The problem:
Using the listing below, report all lines holding the word "connector".

::: Entries supplied :::

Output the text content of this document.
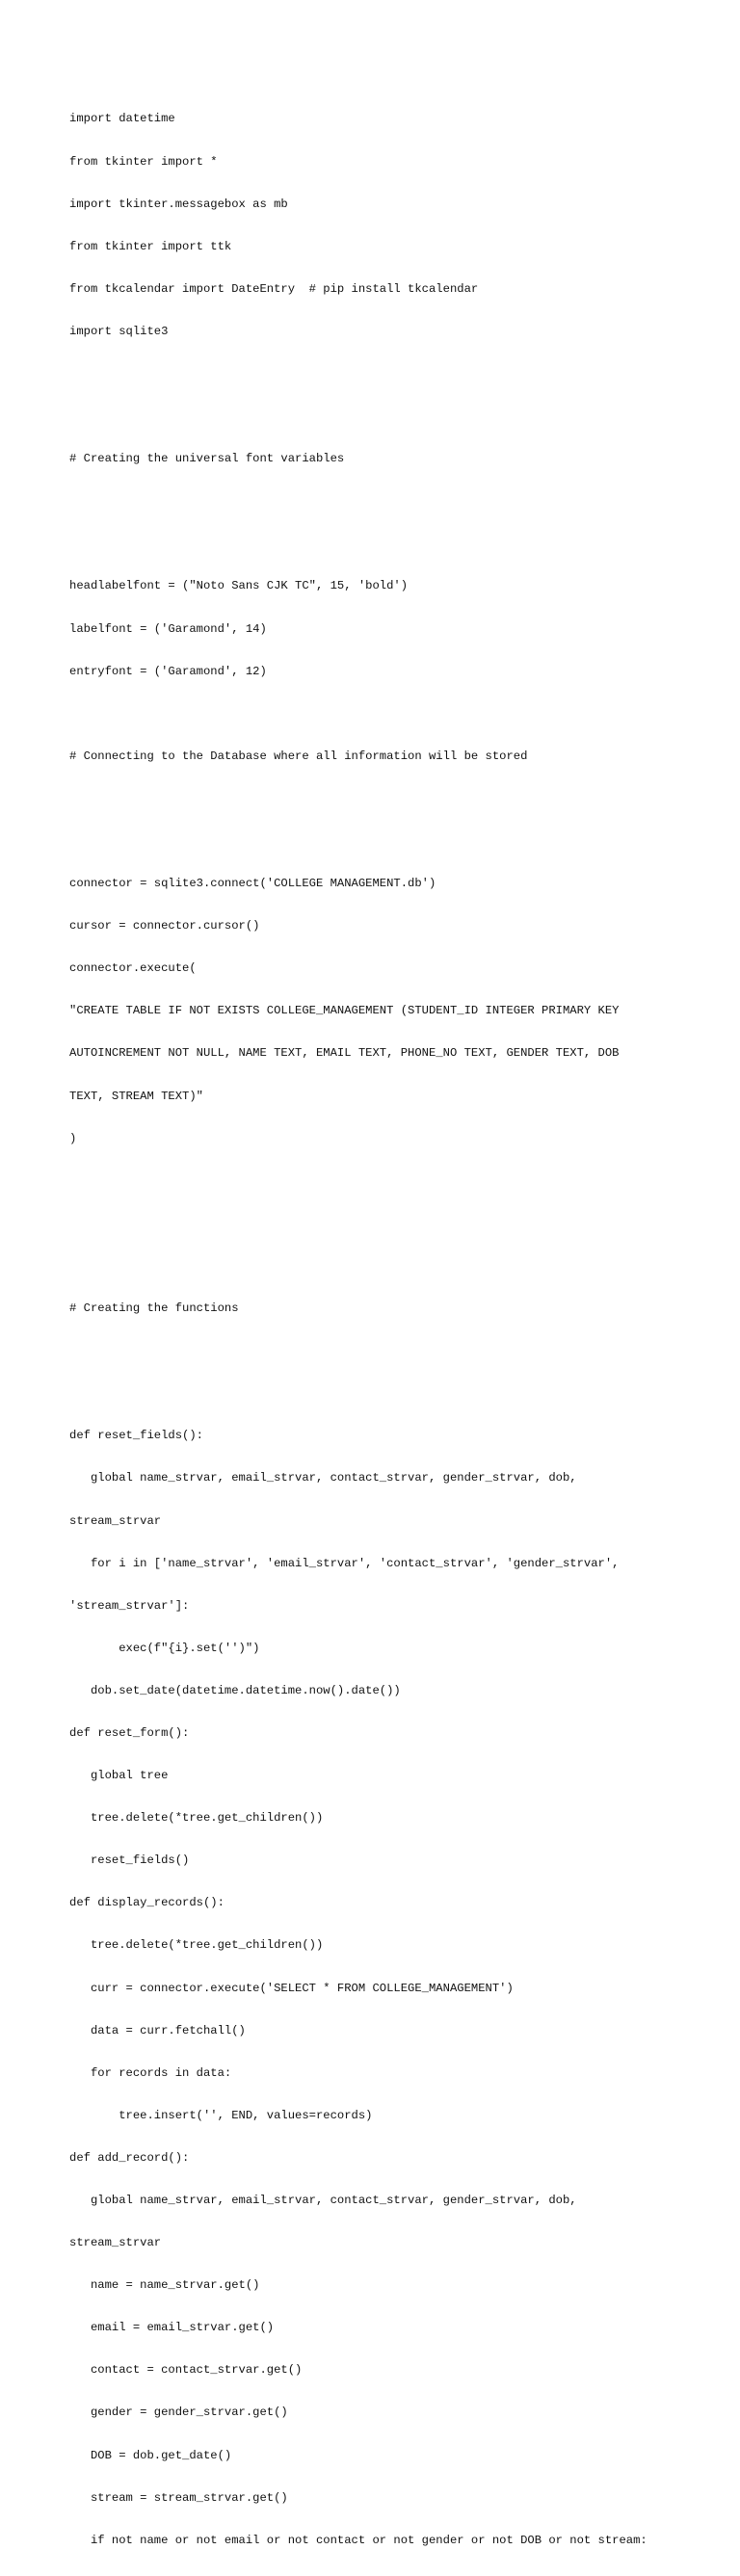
import datetime

from tkinter import *

import tkinter.messagebox as mb

from tkinter import ttk

from tkcalendar import DateEntry  # pip install tkcalendar

import sqlite3

# Creating the universal font variables

headlabelfont = ("Noto Sans CJK TC", 15, 'bold')

labelfont = ('Garamond', 14)

entryfont = ('Garamond', 12)

# Connecting to the Database where all information will be stored

connector = sqlite3.connect('COLLEGE MANAGEMENT.db')

cursor = connector.cursor()

connector.execute(

"CREATE TABLE IF NOT EXISTS COLLEGE_MANAGEMENT (STUDENT_ID INTEGER PRIMARY KEY

AUTOINCREMENT NOT NULL, NAME TEXT, EMAIL TEXT, PHONE_NO TEXT, GENDER TEXT, DOB

TEXT, STREAM TEXT)"

)

# Creating the functions

def reset_fields():

global name_strvar, email_strvar, contact_strvar, gender_strvar, dob,

stream_strvar

for i in ['name_strvar', 'email_strvar', 'contact_strvar', 'gender_strvar',

'stream_strvar']:

exec(f"{i}.set('')")

dob.set_date(datetime.datetime.now().date())

def reset_form():

global tree

tree.delete(*tree.get_children())

reset_fields()

def display_records():

tree.delete(*tree.get_children())

curr = connector.execute('SELECT * FROM COLLEGE_MANAGEMENT')

data = curr.fetchall()

for records in data:

tree.insert('', END, values=records)

def add_record():

global name_strvar, email_strvar, contact_strvar, gender_strvar, dob,

stream_strvar

name = name_strvar.get()

email = email_strvar.get()

contact = contact_strvar.get()

gender = gender_strvar.get()

DOB = dob.get_date()

stream = stream_strvar.get()

if not name or not email or not contact or not gender or not DOB or not stream:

:::

The output:
connector = sqlite3.connect('COLLEGE MANAGEMENT.db')
cursor = connector.cursor()
connector.execute(
curr = connector.execute('SELECT * FROM COLLEGE_MANAGEMENT')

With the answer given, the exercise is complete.